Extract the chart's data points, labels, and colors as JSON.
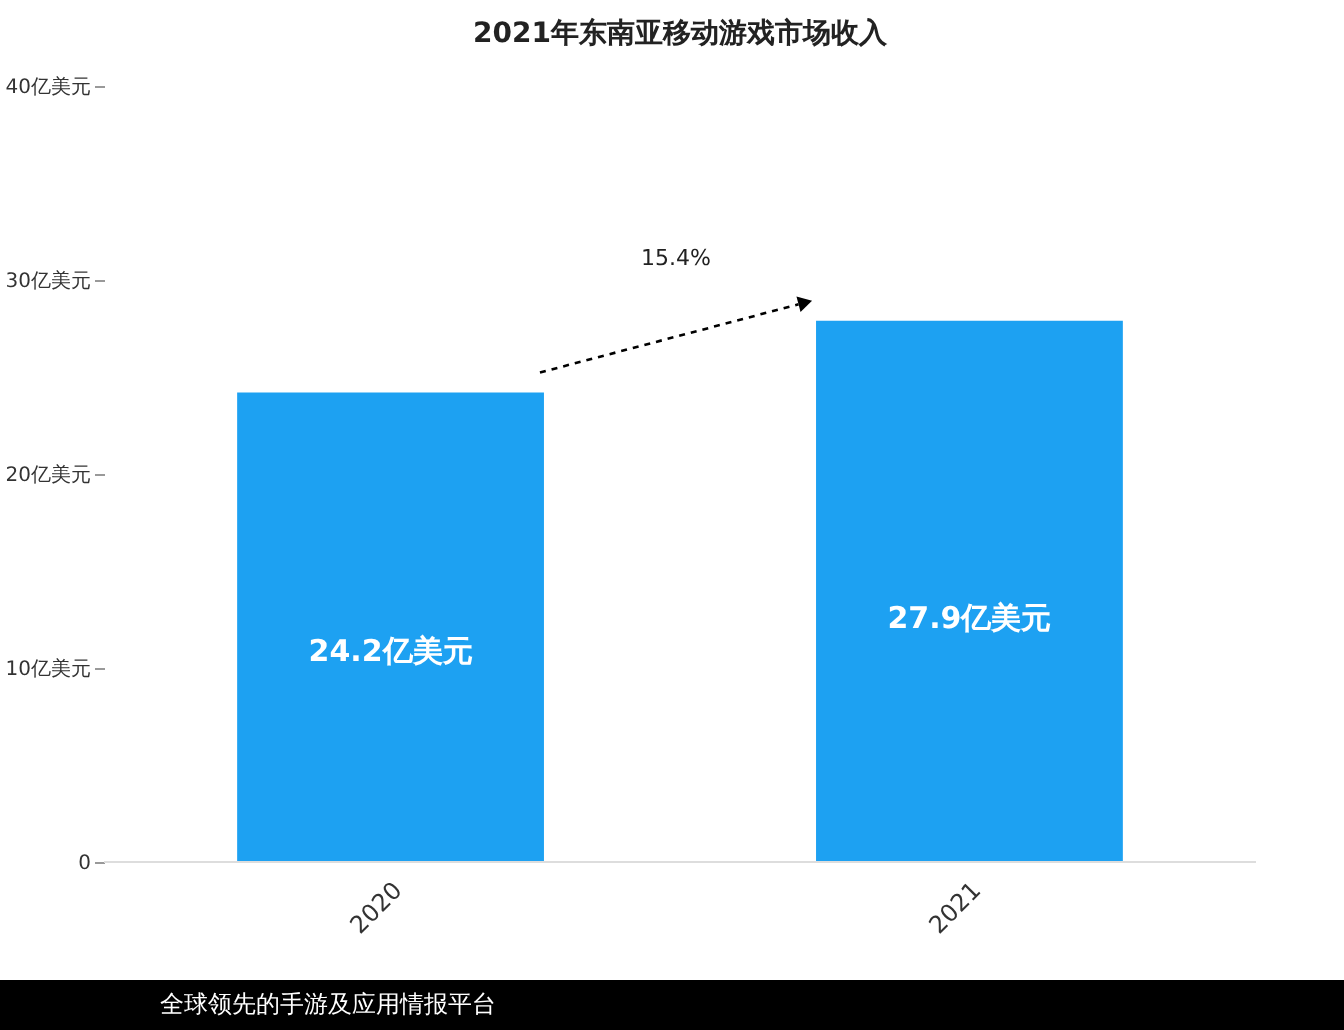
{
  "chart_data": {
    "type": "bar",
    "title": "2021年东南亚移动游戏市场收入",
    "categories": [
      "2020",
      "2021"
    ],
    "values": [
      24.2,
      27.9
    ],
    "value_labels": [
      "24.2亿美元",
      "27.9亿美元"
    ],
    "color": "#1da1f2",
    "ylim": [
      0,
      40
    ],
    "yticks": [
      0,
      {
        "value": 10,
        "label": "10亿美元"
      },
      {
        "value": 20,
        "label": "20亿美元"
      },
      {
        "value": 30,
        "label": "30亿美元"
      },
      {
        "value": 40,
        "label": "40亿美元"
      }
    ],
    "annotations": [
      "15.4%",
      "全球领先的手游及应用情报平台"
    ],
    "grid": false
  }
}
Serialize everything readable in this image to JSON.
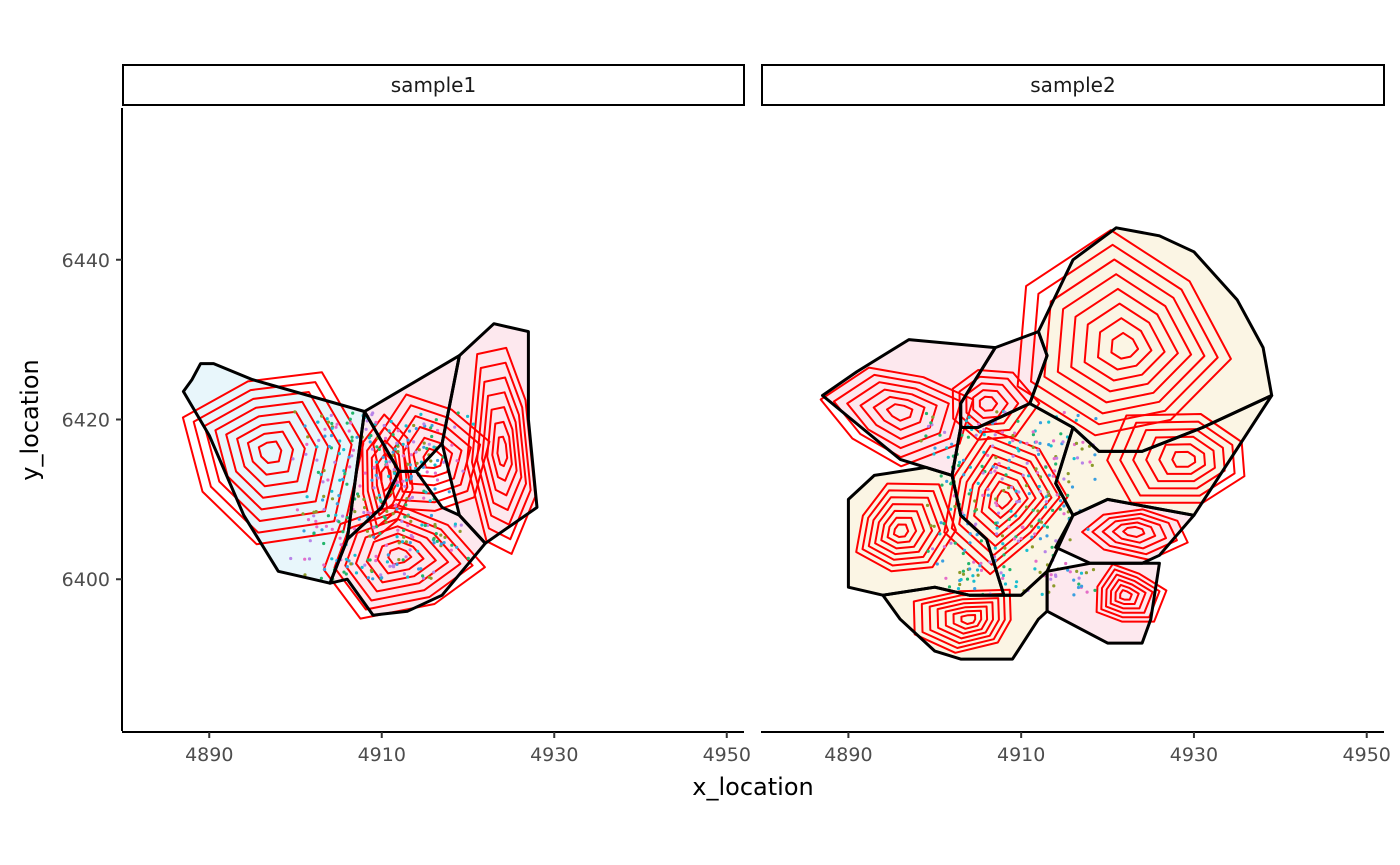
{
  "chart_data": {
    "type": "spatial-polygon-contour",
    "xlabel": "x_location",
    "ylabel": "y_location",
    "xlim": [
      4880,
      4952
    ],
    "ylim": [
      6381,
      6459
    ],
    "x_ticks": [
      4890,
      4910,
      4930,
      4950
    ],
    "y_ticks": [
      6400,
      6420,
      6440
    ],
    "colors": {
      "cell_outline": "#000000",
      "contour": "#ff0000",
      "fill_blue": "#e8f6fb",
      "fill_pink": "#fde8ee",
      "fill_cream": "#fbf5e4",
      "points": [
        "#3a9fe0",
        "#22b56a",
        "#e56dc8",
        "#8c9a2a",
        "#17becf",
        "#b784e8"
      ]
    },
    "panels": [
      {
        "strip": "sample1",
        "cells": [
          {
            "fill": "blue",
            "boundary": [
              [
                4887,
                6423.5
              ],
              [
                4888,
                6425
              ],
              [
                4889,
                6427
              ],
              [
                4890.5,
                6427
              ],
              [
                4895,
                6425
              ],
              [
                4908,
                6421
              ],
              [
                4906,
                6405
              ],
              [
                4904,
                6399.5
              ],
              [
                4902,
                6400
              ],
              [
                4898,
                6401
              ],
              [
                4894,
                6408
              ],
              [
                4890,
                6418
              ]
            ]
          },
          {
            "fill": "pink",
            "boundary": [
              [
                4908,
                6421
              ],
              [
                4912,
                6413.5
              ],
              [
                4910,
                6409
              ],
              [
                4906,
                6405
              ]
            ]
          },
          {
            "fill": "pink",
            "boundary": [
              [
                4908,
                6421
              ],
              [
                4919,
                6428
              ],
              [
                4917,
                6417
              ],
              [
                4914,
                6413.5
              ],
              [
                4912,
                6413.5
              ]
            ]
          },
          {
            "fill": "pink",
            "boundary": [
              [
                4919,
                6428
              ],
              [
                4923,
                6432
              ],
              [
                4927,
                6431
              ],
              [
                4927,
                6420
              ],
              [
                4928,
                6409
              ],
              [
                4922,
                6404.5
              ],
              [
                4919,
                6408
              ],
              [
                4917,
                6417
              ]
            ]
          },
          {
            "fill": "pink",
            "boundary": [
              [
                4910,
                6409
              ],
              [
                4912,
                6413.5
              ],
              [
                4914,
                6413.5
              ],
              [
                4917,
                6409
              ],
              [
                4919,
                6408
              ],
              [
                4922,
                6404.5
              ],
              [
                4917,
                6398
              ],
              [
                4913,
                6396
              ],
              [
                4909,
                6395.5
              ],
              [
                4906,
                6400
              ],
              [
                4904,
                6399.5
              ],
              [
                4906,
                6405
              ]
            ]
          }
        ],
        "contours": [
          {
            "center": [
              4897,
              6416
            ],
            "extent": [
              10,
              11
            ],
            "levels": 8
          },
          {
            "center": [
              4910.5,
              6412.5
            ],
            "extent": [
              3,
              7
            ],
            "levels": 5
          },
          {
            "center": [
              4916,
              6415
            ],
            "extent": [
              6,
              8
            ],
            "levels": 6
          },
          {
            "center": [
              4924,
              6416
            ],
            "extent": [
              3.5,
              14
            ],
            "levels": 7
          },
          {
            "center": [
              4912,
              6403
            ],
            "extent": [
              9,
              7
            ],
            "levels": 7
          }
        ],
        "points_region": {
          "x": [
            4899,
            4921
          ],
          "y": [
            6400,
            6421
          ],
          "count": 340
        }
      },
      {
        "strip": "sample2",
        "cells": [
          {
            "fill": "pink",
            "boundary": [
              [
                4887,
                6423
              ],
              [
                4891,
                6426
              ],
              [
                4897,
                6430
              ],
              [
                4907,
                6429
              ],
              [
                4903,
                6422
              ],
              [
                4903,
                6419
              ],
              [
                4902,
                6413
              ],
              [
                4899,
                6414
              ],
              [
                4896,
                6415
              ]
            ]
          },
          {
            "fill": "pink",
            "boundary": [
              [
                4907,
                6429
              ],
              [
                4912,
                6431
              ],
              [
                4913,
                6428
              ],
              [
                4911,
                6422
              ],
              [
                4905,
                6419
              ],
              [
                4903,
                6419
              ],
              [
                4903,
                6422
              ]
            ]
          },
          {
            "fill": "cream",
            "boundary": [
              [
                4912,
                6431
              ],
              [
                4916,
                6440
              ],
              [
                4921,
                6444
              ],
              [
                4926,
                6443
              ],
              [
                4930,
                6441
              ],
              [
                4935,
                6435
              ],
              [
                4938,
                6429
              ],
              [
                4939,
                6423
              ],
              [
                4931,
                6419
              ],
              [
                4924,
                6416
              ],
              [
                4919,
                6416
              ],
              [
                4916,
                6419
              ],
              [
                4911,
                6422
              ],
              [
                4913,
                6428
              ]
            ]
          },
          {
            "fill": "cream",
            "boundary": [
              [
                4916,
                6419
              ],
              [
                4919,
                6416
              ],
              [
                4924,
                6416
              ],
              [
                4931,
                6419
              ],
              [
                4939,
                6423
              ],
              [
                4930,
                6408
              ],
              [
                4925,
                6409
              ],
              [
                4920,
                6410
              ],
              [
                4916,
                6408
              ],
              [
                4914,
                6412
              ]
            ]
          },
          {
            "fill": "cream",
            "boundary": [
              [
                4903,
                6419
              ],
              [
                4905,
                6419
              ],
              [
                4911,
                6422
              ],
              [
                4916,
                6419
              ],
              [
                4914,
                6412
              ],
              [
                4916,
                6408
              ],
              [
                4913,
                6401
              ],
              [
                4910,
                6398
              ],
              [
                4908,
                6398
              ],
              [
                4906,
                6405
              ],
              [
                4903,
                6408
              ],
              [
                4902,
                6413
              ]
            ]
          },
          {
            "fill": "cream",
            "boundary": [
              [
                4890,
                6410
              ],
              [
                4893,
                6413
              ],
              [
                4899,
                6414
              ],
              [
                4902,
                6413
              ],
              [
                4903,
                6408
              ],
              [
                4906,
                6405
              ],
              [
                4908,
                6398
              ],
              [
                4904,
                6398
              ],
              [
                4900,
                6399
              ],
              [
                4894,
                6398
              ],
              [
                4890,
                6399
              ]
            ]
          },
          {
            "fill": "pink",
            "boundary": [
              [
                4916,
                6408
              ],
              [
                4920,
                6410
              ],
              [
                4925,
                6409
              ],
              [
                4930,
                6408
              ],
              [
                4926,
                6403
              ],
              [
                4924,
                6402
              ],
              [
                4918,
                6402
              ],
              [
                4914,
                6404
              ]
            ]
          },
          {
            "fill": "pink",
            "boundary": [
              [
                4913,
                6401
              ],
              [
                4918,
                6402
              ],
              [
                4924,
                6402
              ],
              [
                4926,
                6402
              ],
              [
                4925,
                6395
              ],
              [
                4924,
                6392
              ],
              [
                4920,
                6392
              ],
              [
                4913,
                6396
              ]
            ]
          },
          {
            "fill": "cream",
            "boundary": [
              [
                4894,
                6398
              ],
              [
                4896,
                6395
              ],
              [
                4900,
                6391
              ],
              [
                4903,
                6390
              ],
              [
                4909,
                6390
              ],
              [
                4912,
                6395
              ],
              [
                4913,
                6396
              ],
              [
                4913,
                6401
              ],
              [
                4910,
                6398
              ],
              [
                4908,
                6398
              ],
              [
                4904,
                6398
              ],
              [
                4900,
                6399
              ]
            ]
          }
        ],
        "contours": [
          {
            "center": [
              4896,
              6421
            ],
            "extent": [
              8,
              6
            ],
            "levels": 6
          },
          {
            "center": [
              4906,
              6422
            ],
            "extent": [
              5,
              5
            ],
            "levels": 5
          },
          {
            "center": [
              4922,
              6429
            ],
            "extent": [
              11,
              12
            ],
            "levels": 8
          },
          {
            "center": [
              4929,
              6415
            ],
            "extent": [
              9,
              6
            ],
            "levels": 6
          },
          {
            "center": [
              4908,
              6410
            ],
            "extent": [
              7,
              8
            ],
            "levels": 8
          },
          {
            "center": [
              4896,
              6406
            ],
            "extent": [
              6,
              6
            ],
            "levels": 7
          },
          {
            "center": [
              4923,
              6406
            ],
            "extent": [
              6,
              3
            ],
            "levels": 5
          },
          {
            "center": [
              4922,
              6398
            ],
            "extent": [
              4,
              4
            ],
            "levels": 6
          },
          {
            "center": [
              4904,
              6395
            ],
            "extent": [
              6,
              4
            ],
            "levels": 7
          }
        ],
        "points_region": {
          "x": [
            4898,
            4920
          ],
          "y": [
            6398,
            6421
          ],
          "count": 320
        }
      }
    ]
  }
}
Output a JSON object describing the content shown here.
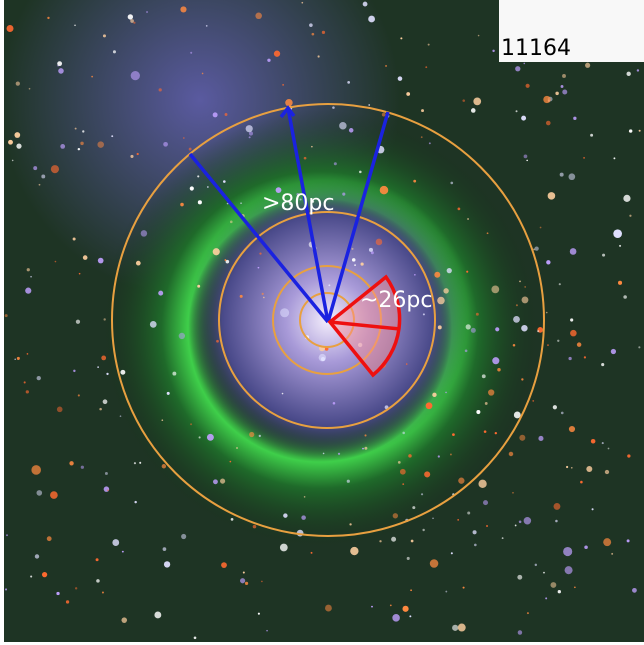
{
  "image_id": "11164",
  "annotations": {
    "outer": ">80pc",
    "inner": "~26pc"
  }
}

************

What is required
Each line from the one that contains "Output a JSON" to the end of the listing must be quoted exactly; no other line and no picture belongs in the copy.

Result
Output a JSON object describing the content shown here.
{
  "image_id": "11164",
  "annotations": {
    "outer": ">80pc",
    "inner": "~26pc"
  }
}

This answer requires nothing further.